▸ Set task: Reproduce the data exactly.

***** Data for processing *****

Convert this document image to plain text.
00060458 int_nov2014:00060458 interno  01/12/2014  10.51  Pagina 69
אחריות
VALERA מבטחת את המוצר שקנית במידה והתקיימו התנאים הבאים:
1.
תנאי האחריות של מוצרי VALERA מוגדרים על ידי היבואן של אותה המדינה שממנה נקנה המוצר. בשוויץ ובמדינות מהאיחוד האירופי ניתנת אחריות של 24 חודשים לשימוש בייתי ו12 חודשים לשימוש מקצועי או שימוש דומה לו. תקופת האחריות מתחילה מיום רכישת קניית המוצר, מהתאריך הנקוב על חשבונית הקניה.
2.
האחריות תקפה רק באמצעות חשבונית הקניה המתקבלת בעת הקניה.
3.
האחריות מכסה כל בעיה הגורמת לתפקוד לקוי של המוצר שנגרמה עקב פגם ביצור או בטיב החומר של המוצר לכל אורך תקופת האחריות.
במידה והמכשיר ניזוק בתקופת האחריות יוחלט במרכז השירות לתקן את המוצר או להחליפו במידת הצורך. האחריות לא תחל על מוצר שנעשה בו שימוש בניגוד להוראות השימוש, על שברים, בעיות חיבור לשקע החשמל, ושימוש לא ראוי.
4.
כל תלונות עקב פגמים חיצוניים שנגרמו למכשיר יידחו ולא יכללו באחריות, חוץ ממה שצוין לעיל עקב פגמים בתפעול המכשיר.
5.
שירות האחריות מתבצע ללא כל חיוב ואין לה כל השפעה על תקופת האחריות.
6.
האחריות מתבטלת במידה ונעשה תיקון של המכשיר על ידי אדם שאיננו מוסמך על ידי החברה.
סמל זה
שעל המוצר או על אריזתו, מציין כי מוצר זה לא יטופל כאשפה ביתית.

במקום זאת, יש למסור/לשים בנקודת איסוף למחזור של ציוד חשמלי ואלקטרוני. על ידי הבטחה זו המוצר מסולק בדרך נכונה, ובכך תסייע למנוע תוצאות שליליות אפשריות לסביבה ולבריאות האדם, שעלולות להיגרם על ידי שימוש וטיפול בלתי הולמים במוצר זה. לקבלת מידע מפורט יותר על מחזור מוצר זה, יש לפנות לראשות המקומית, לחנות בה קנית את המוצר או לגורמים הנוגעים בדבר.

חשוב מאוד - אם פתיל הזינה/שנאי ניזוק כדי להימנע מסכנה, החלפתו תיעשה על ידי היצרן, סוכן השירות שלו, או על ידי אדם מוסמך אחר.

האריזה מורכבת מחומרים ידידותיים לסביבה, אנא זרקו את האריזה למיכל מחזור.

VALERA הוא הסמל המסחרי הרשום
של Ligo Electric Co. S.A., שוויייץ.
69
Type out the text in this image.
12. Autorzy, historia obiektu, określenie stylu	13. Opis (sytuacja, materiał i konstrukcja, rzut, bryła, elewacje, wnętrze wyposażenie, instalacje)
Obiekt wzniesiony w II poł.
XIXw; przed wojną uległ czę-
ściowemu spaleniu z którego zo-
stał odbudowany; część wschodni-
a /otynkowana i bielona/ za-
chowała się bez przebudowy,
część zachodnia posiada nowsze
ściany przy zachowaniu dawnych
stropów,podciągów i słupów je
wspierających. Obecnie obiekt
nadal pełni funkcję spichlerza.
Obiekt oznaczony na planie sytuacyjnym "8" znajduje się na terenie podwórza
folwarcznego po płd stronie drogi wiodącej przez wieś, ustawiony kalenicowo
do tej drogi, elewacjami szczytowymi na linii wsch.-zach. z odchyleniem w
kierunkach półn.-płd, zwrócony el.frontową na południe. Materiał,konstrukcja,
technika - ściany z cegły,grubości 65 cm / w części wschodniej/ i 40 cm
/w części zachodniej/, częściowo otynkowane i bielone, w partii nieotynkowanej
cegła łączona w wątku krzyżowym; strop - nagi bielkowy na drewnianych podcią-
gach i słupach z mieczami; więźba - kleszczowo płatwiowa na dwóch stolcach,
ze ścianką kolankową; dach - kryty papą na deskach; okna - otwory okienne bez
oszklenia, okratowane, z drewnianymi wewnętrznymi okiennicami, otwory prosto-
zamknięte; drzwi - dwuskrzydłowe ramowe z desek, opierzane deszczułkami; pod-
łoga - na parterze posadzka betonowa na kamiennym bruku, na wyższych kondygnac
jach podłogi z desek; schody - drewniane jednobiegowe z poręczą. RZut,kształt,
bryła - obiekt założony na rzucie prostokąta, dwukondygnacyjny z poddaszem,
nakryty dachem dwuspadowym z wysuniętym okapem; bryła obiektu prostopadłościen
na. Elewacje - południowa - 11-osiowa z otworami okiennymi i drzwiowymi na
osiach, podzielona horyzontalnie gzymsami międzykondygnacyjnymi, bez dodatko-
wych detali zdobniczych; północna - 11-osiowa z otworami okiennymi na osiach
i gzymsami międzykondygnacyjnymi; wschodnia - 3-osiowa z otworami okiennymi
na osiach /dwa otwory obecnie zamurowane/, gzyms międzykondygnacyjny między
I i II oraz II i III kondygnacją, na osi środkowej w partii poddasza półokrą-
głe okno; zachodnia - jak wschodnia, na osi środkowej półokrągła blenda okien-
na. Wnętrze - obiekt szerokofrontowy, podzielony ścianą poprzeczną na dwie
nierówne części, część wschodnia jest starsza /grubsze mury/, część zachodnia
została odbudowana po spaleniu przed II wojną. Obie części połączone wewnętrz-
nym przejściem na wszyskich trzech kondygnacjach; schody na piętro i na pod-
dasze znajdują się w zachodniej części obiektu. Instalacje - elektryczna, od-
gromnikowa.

*****

▸ Reply:
Convert this document image to plain text.
00060458 int_nov2014:00060458 interno  01/12/2014  10.51  Pagina 69
אחריות
VALERA מבטחת את המוצר שקנית במידה והתקיימו התנאים הבאים:
1.
תנאי האחריות של מוצרי VALERA מוגדרים על ידי היבואן של אותה המדינה שממנה נקנה המוצר. בשוויץ ובמדינות מהאיחוד האירופי ניתנת אחריות של 24 חודשים לשימוש בייתי ו12 חודשים לשימוש מקצועי או שימוש דומה לו. תקופת האחריות מתחילה מיום רכישת קניית המוצר, מהתאריך הנקוב על חשבונית הקניה.
2.
האחריות תקפה רק באמצעות חשבונית הקניה המתקבלת בעת הקניה.
3.
האחריות מכסה כל בעיה הגורמת לתפקוד לקוי של המוצר שנגרמה עקב פגם ביצור או בטיב החומר של המוצר לכל אורך תקופת האחריות.
במידה והמכשיר ניזוק בתקופת האחריות יוחלט במרכז השירות לתקן את המוצר או להחליפו במידת הצורך. האחריות לא תחל על מוצר שנעשה בו שימוש בניגוד להוראות השימוש, על שברים, בעיות חיבור לשקע החשמל, ושימוש לא ראוי.
4.
כל תלונות עקב פגמים חיצוניים שנגרמו למכשיר יידחו ולא יכללו באחריות, חוץ ממה שצוין לעיל עקב פגמים בתפעול המכשיר.
5.
שירות האחריות מתבצע ללא כל חיוב ואין לה כל השפעה על תקופת האחריות.
6.
האחריות מתבטלת במידה ונעשה תיקון של המכשיר על ידי אדם שאיננו מוסמך על ידי החברה.
סמל זה
שעל המוצר או על אריזתו, מציין כי מוצר זה לא יטופל כאשפה ביתית.

במקום זאת, יש למסור/לשים בנקודת איסוף למחזור של ציוד חשמלי ואלקטרוני. על ידי הבטחה זו המוצר מסולק בדרך נכונה, ובכך תסייע למנוע תוצאות שליליות אפשריות לסביבה ולבריאות האדם, שעלולות להיגרם על ידי שימוש וטיפול בלתי הולמים במוצר זה. לקבלת מידע מפורט יותר על מחזור מוצר זה, יש לפנות לראשות המקומית, לחנות בה קנית את המוצר או לגורמים הנוגעים בדבר.

חשוב מאוד - אם פתיל הזינה/שנאי ניזוק כדי להימנע מסכנה, החלפתו תיעשה על ידי היצרן, סוכן השירות שלו, או על ידי אדם מוסמך אחר.

האריזה מורכבת מחומרים ידידותיים לסביבה, אנא זרקו את האריזה למיכל מחזור.

VALERA הוא הסמל המסחרי הרשום
של Ligo Electric Co. S.A., שוויייץ.
69
Type out the text in this image.
12. Autorzy, historia obiektu, określenie stylu	13. Opis (sytuacja, materiał i konstrukcja, rzut, bryła, elewacje, wnętrze wyposażenie, instalacje)
Obiekt wzniesiony w II poł.
XIXw; przed wojną uległ czę-
ściowemu spaleniu z którego zo-
stał odbudowany; część wschodni-
a /otynkowana i bielona/ za-
chowała się bez przebudowy,
część zachodnia posiada nowsze
ściany przy zachowaniu dawnych
stropów,podciągów i słupów je
wspierających. Obecnie obiekt
nadal pełni funkcję spichlerza.
Obiekt oznaczony na planie sytuacyjnym "8" znajduje się na terenie podwórza
folwarcznego po płd stronie drogi wiodącej przez wieś, ustawiony kalenicowo
do tej drogi, elewacjami szczytowymi na linii wsch.-zach. z odchyleniem w
kierunkach półn.-płd, zwrócony el.frontową na południe. Materiał,konstrukcja,
technika - ściany z cegły,grubości 65 cm / w części wschodniej/ i 40 cm
/w części zachodniej/, częściowo otynkowane i bielone, w partii nieotynkowanej
cegła łączona w wątku krzyżowym; strop - nagi bielkowy na drewnianych podcią-
gach i słupach z mieczami; więźba - kleszczowo płatwiowa na dwóch stolcach,
ze ścianką kolankową; dach - kryty papą na deskach; okna - otwory okienne bez
oszklenia, okratowane, z drewnianymi wewnętrznymi okiennicami, otwory prosto-
zamknięte; drzwi - dwuskrzydłowe ramowe z desek, opierzane deszczułkami; pod-
łoga - na parterze posadzka betonowa na kamiennym bruku, na wyższych kondygnac
jach podłogi z desek; schody - drewniane jednobiegowe z poręczą. RZut,kształt,
bryła - obiekt założony na rzucie prostokąta, dwukondygnacyjny z poddaszem,
nakryty dachem dwuspadowym z wysuniętym okapem; bryła obiektu prostopadłościen
na. Elewacje - południowa - 11-osiowa z otworami okiennymi i drzwiowymi na
osiach, podzielona horyzontalnie gzymsami międzykondygnacyjnymi, bez dodatko-
wych detali zdobniczych; północna - 11-osiowa z otworami okiennymi na osiach
i gzymsami międzykondygnacyjnymi; wschodnia - 3-osiowa z otworami okiennymi
na osiach /dwa otwory obecnie zamurowane/, gzyms międzykondygnacyjny między
I i II oraz II i III kondygnacją, na osi środkowej w partii poddasza półokrą-
głe okno; zachodnia - jak wschodnia, na osi środkowej półokrągła blenda okien-
na. Wnętrze - obiekt szerokofrontowy, podzielony ścianą poprzeczną na dwie
nierówne części, część wschodnia jest starsza /grubsze mury/, część zachodnia
została odbudowana po spaleniu przed II wojną. Obie części połączone wewnętrz-
nym przejściem na wszyskich trzech kondygnacjach; schody na piętro i na pod-
dasze znajdują się w zachodniej części obiektu. Instalacje - elektryczna, od-
gromnikowa.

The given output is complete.